** Start **
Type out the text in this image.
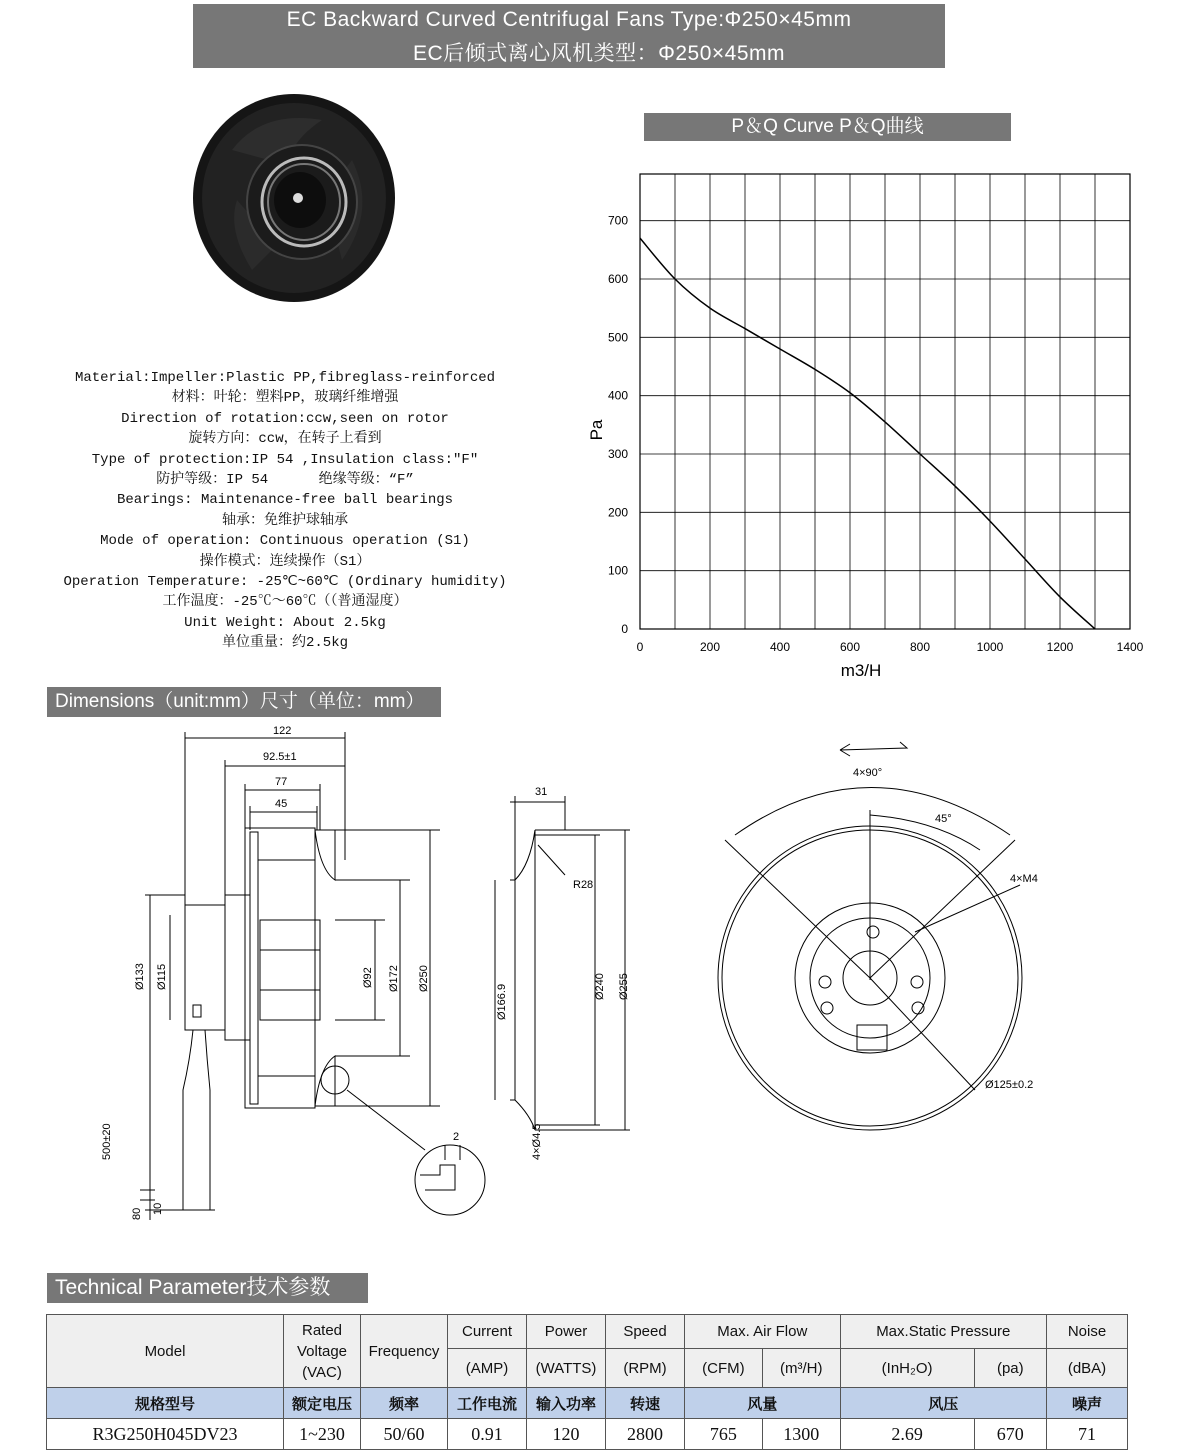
EC Backward Curved Centrifugal Fans Type:Φ250×45mm
EC后倾式离心风机类型：Φ250×45mm
Material:Impeller:Plastic PP,fibreglass-reinforced
材料：叶轮：塑料PP，玻璃纤维增强
Direction of rotation:ccw,seen on rotor
旋转方向：ccw，在转子上看到
Type of protection:IP 54 ,Insulation class:"F"
防护等级：IP 54      绝缘等级：“F”
Bearings: Maintenance-free ball bearings
轴承：免维护球轴承
Mode of operation: Continuous operation (S1)
操作模式：连续操作（S1）
Operation Temperature: -25℃~60℃ (Ordinary humidity)
工作温度：-25℃～60℃（（普通湿度）
Unit Weight: About 2.5kg
单位重量：约2.5kg
P＆Q Curve P＆Q曲线
0	200	400	600	800	1000	1200	1400
0
100
200
300
400
500
600
700
m3/H
Pa
Dimensions（unit:mm）尺寸（单位：mm）
122
92.5±1
77
45
Ø133 Ø115	Ø92 Ø172 Ø250
500±20
80 10
2
31
R28
Ø166.9	Ø240 Ø255
4×Ø4.5
4×90°
45°
4×M4
Ø125±0.2
Technical Parameter技术参数
Model	Rated Voltage (VAC)	Frequency	Current	Power	Speed	Max. Air Flow		Max.Static Pressure		Noise
			(AMP)	(WATTS)	(RPM)	(CFM)	(m³/H)	(InH₂O)	(pa)	(dBA)
规格型号	额定电压	频率	工作电流	输入功率	转速	风量		风压		噪声
R3G250H045DV23	1~230	50/60	0.91	120	2800	765	1300	2.69	670	71
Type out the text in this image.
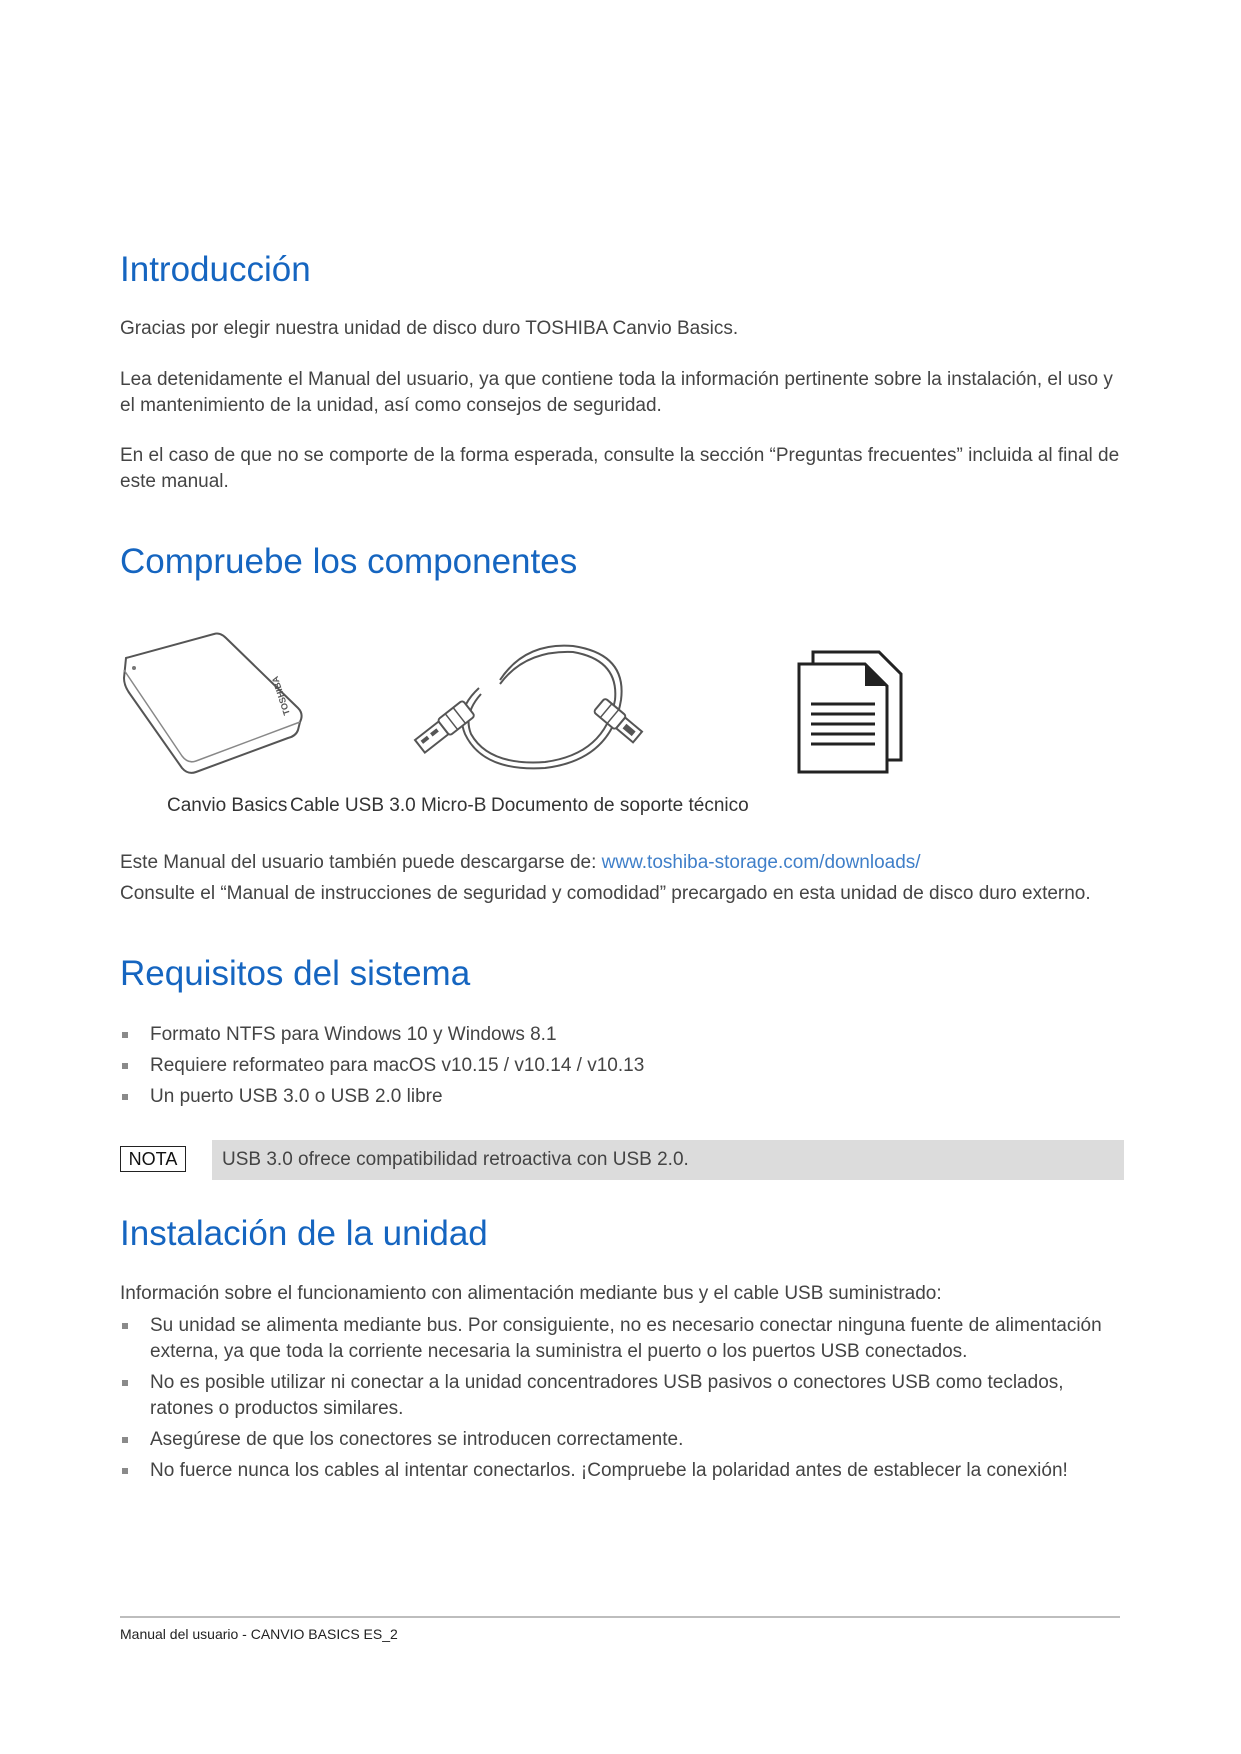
Introducción

Gracias por elegir nuestra unidad de disco duro TOSHIBA Canvio Basics.

Lea detenidamente el Manual del usuario, ya que contiene toda la información pertinente sobre la instalación, el uso y el mantenimiento de la unidad, así como consejos de seguridad.

En el caso de que no se comporte de la forma esperada, consulte la sección “Preguntas frecuentes” incluida al final de este manual.

Compruebe los componentes
TOSHIBA
Canvio Basics Cable USB 3.0 Micro-B Documento de soporte técnico

Este Manual del usuario también puede descargarse de: www.toshiba-storage.com/downloads/

Consulte el “Manual de instrucciones de seguridad y comodidad” precargado en esta unidad de disco duro externo.

Requisitos del sistema
Formato NTFS para Windows 10 y Windows 8.1
Requiere reformateo para macOS v10.15 / v10.14 / v10.13
Un puerto USB 3.0 o USB 2.0 libre
NOTA	USB 3.0 ofrece compatibilidad retroactiva con USB 2.0.
Instalación de la unidad

Información sobre el funcionamiento con alimentación mediante bus y el cable USB suministrado:

Su unidad se alimenta mediante bus. Por consiguiente, no es necesario conectar ninguna fuente de alimentación externa, ya que toda la corriente necesaria la suministra el puerto o los puertos USB conectados.
No es posible utilizar ni conectar a la unidad concentradores USB pasivos o conectores USB como teclados, ratones o productos similares.
Asegúrese de que los conectores se introducen correctamente.
No fuerce nunca los cables al intentar conectarlos. ¡Compruebe la polaridad antes de establecer la conexión!
Manual del usuario - CANVIO BASICS ES_2
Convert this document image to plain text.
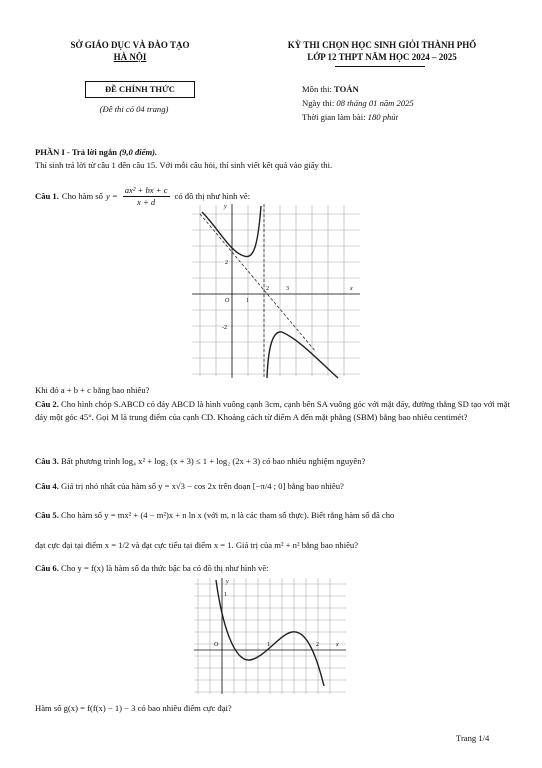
SỞ GIÁO DỤC VÀ ĐÀO TẠO
HÀ NỘI
KỲ THI CHỌN HỌC SINH GIỎI THÀNH PHỐ
LỚP 12 THPT NĂM HỌC 2024 – 2025
ĐỀ CHÍNH THỨC
(Đề thi có 04 trang)
Môn thi: TOÁN
Ngày thi: 08 tháng 01 năm 2025
Thời gian làm bài: 180 phút
PHẦN I - Trả lời ngắn (9,0 điểm).
Thí sinh trả lời từ câu 1 đến câu 15. Với mỗi câu hỏi, thí sinh viết kết quả vào giấy thi.
Câu 1. Cho hàm số $y = \frac{\text{ax² + bx + c}}{x + d}$ có đồ thị như hình vẽ:
y
x
O	1
2	3
2
-2
Khi đó a + b + c bằng bao nhiêu?
Câu 2. Cho hình chóp S.ABCD có đáy ABCD là hình vuông cạnh 3cm, cạnh bên SA vuông góc với mặt đáy, đường thẳng SD tạo với mặt đáy một góc 45°. Gọi M là trung điểm của cạnh CD. Khoảng cách từ điểm A đến mặt phẳng (SBM) bằng bao nhiêu centimét?
Câu 3. Bất phương trình log₄ x² + log₂ (x + 3) ≤ 1 + log₂ (2x + 3) có bao nhiêu nghiệm nguyên?
Câu 4. Giá trị nhỏ nhất của hàm số y = x√3 − cos 2x trên đoạn [−π/4 ; 0] bằng bao nhiêu?
Câu 5. Cho hàm số y = mx² + (4 − m²)x + n ln x (với m, n là các tham số thực). Biết rằng hàm số đã cho
đạt cực đại tại điểm x = 1/2 và đạt cực tiểu tại điểm x = 1. Giá trị của m² + n² bằng bao nhiêu?
Câu 6. Cho y = f(x) là hàm số đa thức bậc ba có đồ thị như hình vẽ:
y
x
O	1	2
1
Hàm số g(x) = f(f(x) − 1) − 3 có bao nhiêu điểm cực đại?
Trang 1/4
** End **
§ Stated problem: Lines of the material that contain the word "alimentación" are to be gathered.

§ The output:
Información sobre el funcionamiento con alimentación mediante bus y el cable USB suministrado:
Su unidad se alimenta mediante bus. Por consiguiente, no es necesario conectar ninguna fuente de alimentación externa, ya que toda la corriente necesaria la suministra el puerto o los puertos USB conectados.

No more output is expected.